WRITTEN PROBLEM: Say how many lines of these entries include the word "Scanning", and answer with the number alone.

Items listed in a dataset
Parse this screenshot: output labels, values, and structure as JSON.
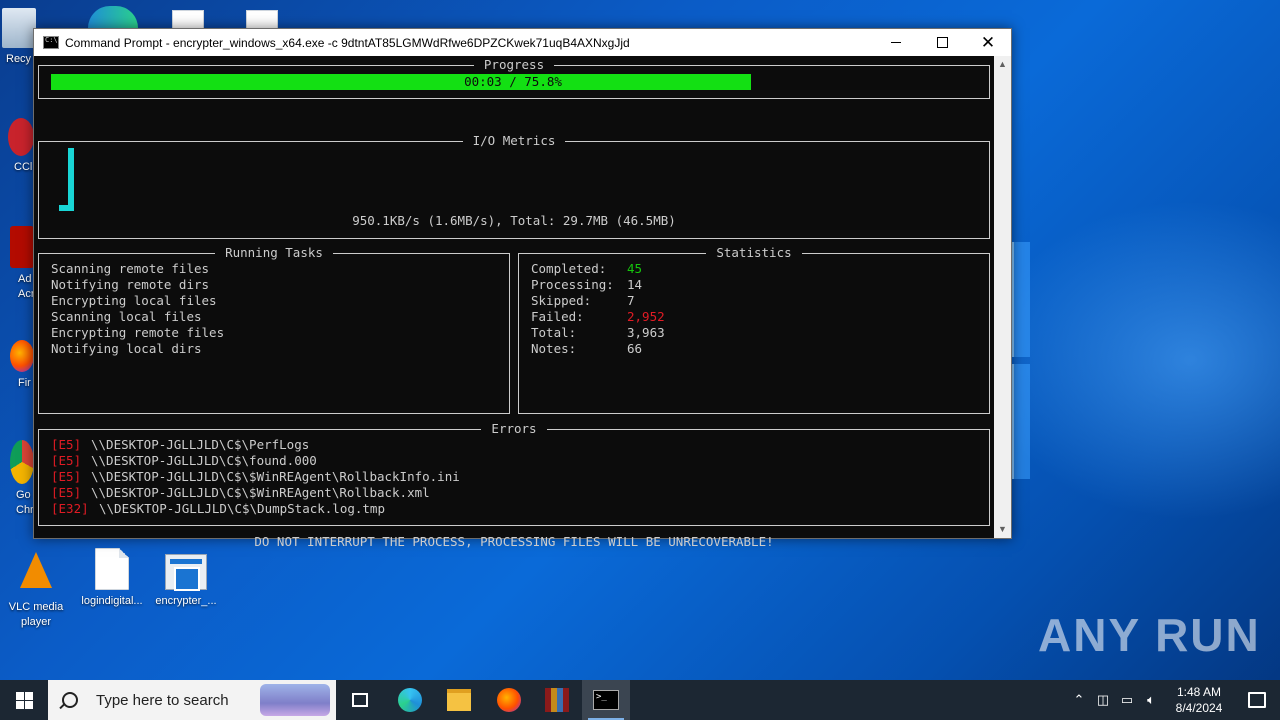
{
  "desktop": {
    "icons": [
      {
        "label": "Recy",
        "icon": "recycle-bin-icon"
      },
      {
        "label": "CCl",
        "icon": "ccleaner-icon"
      },
      {
        "label": "Ad\nAcr",
        "icon": "acrobat-icon"
      },
      {
        "label": "Fir",
        "icon": "firefox-icon"
      },
      {
        "label": "Go\nChr",
        "icon": "chrome-icon"
      },
      {
        "label": "VLC media player",
        "icon": "vlc-icon"
      },
      {
        "label": "logindigital...",
        "icon": "document-icon"
      },
      {
        "label": "encrypter_...",
        "icon": "executable-icon"
      }
    ],
    "watermark": "ANY RUN"
  },
  "window": {
    "title": "Command Prompt - encrypter_windows_x64.exe  -c 9dtntAT85LGMWdRfwe6DPZCKwek71uqB4AXNxgJjd",
    "minimize_glyph": "—",
    "maximize_glyph": "☐",
    "close_glyph": "✕"
  },
  "progress": {
    "title": "Progress",
    "text": "00:03 / 75.8%",
    "fraction": 0.758
  },
  "io_metrics": {
    "title": "I/O Metrics",
    "text": "950.1KB/s (1.6MB/s), Total: 29.7MB (46.5MB)"
  },
  "running_tasks": {
    "title": "Running Tasks",
    "items": [
      "Scanning remote files",
      "Notifying remote dirs",
      "Encrypting local files",
      "Scanning local files",
      "Encrypting remote files",
      "Notifying local dirs"
    ]
  },
  "statistics": {
    "title": "Statistics",
    "rows": [
      {
        "label": "Completed:",
        "value": "45",
        "color": "#16c60c"
      },
      {
        "label": "Processing:",
        "value": "14",
        "color": "#cccccc"
      },
      {
        "label": "Skipped:",
        "value": "7",
        "color": "#cccccc"
      },
      {
        "label": "Failed:",
        "value": "2,952",
        "color": "#e01b24"
      },
      {
        "label": "Total:",
        "value": "3,963",
        "color": "#cccccc"
      },
      {
        "label": "Notes:",
        "value": "66",
        "color": "#cccccc"
      }
    ]
  },
  "errors": {
    "title": "Errors",
    "items": [
      {
        "code": "[E5]",
        "path": "\\\\DESKTOP-JGLLJLD\\C$\\PerfLogs"
      },
      {
        "code": "[E5]",
        "path": "\\\\DESKTOP-JGLLJLD\\C$\\found.000"
      },
      {
        "code": "[E5]",
        "path": "\\\\DESKTOP-JGLLJLD\\C$\\$WinREAgent\\RollbackInfo.ini"
      },
      {
        "code": "[E5]",
        "path": "\\\\DESKTOP-JGLLJLD\\C$\\$WinREAgent\\Rollback.xml"
      },
      {
        "code": "[E32]",
        "path": "\\\\DESKTOP-JGLLJLD\\C$\\DumpStack.log.tmp"
      }
    ]
  },
  "warning": "DO NOT INTERRUPT THE PROCESS, PROCESSING FILES WILL BE UNRECOVERABLE!",
  "taskbar": {
    "search_placeholder": "Type here to search",
    "time": "1:48 AM",
    "date": "8/4/2024"
  }
}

ANSWER FOR THIS EXERCISE: 2